# start of Supplied data

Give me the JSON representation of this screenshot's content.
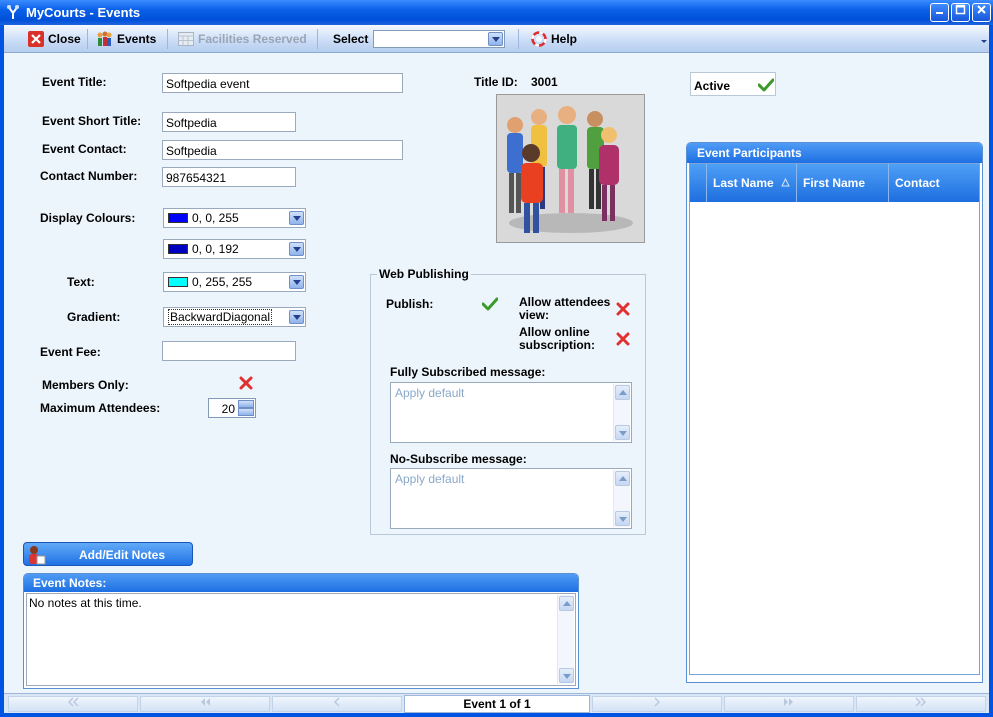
{
  "window": {
    "title": "MyCourts - Events"
  },
  "toolbar": {
    "close_label": "Close",
    "events_label": "Events",
    "facilities_label": "Facilities Reserved",
    "select_label": "Select",
    "select_value": "",
    "help_label": "Help"
  },
  "form": {
    "event_title_label": "Event Title:",
    "event_title_value": "Softpedia event",
    "event_short_title_label": "Event Short Title:",
    "event_short_title_value": "Softpedia",
    "event_contact_label": "Event Contact:",
    "event_contact_value": "Softpedia",
    "contact_number_label": "Contact Number:",
    "contact_number_value": "987654321",
    "display_colours_label": "Display Colours:",
    "colour1": {
      "value": "0, 0, 255",
      "swatch": "#0000ff"
    },
    "colour2": {
      "value": "0, 0, 192",
      "swatch": "#0000c0"
    },
    "text_label": "Text:",
    "text_colour": {
      "value": "0, 255, 255",
      "swatch": "#00ffff"
    },
    "gradient_label": "Gradient:",
    "gradient_value": "BackwardDiagonal",
    "event_fee_label": "Event Fee:",
    "event_fee_value": "",
    "members_only_label": "Members Only:",
    "max_attendees_label": "Maximum Attendees:",
    "max_attendees_value": "20"
  },
  "title_id": {
    "label": "Title ID:",
    "value": "3001"
  },
  "active": {
    "label": "Active"
  },
  "web_publishing": {
    "title": "Web Publishing",
    "publish_label": "Publish:",
    "allow_attendees_label": "Allow attendees view:",
    "allow_online_label": "Allow online subscription:",
    "fully_subscribed_label": "Fully Subscribed message:",
    "fully_subscribed_placeholder": "Apply default",
    "no_subscribe_label": "No-Subscribe message:",
    "no_subscribe_placeholder": "Apply default"
  },
  "participants": {
    "title": "Event Participants",
    "columns": [
      "Last Name",
      "First Name",
      "Contact"
    ]
  },
  "notes": {
    "button_label": "Add/Edit Notes",
    "title": "Event Notes:",
    "text": "No notes at this time."
  },
  "navigator": {
    "status": "Event 1 of 1"
  },
  "colors": {
    "accent": "#1d6fe3",
    "background": "#edf5fc",
    "cross": "#e03030",
    "check": "#3a9a2a"
  }
}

# end of Supplied data

> **Requirement**:
Transcribe the whole listing exactly. Pictures stay out of your copy.

> **Solution to this task**:
Give me the JSON representation of this screenshot's content.
{
  "window": {
    "title": "MyCourts - Events"
  },
  "toolbar": {
    "close_label": "Close",
    "events_label": "Events",
    "facilities_label": "Facilities Reserved",
    "select_label": "Select",
    "select_value": "",
    "help_label": "Help"
  },
  "form": {
    "event_title_label": "Event Title:",
    "event_title_value": "Softpedia event",
    "event_short_title_label": "Event Short Title:",
    "event_short_title_value": "Softpedia",
    "event_contact_label": "Event Contact:",
    "event_contact_value": "Softpedia",
    "contact_number_label": "Contact Number:",
    "contact_number_value": "987654321",
    "display_colours_label": "Display Colours:",
    "colour1": {
      "value": "0, 0, 255",
      "swatch": "#0000ff"
    },
    "colour2": {
      "value": "0, 0, 192",
      "swatch": "#0000c0"
    },
    "text_label": "Text:",
    "text_colour": {
      "value": "0, 255, 255",
      "swatch": "#00ffff"
    },
    "gradient_label": "Gradient:",
    "gradient_value": "BackwardDiagonal",
    "event_fee_label": "Event Fee:",
    "event_fee_value": "",
    "members_only_label": "Members Only:",
    "max_attendees_label": "Maximum Attendees:",
    "max_attendees_value": "20"
  },
  "title_id": {
    "label": "Title ID:",
    "value": "3001"
  },
  "active": {
    "label": "Active"
  },
  "web_publishing": {
    "title": "Web Publishing",
    "publish_label": "Publish:",
    "allow_attendees_label": "Allow attendees view:",
    "allow_online_label": "Allow online subscription:",
    "fully_subscribed_label": "Fully Subscribed message:",
    "fully_subscribed_placeholder": "Apply default",
    "no_subscribe_label": "No-Subscribe message:",
    "no_subscribe_placeholder": "Apply default"
  },
  "participants": {
    "title": "Event Participants",
    "columns": [
      "Last Name",
      "First Name",
      "Contact"
    ]
  },
  "notes": {
    "button_label": "Add/Edit Notes",
    "title": "Event Notes:",
    "text": "No notes at this time."
  },
  "navigator": {
    "status": "Event 1 of 1"
  },
  "colors": {
    "accent": "#1d6fe3",
    "background": "#edf5fc",
    "cross": "#e03030",
    "check": "#3a9a2a"
  }
}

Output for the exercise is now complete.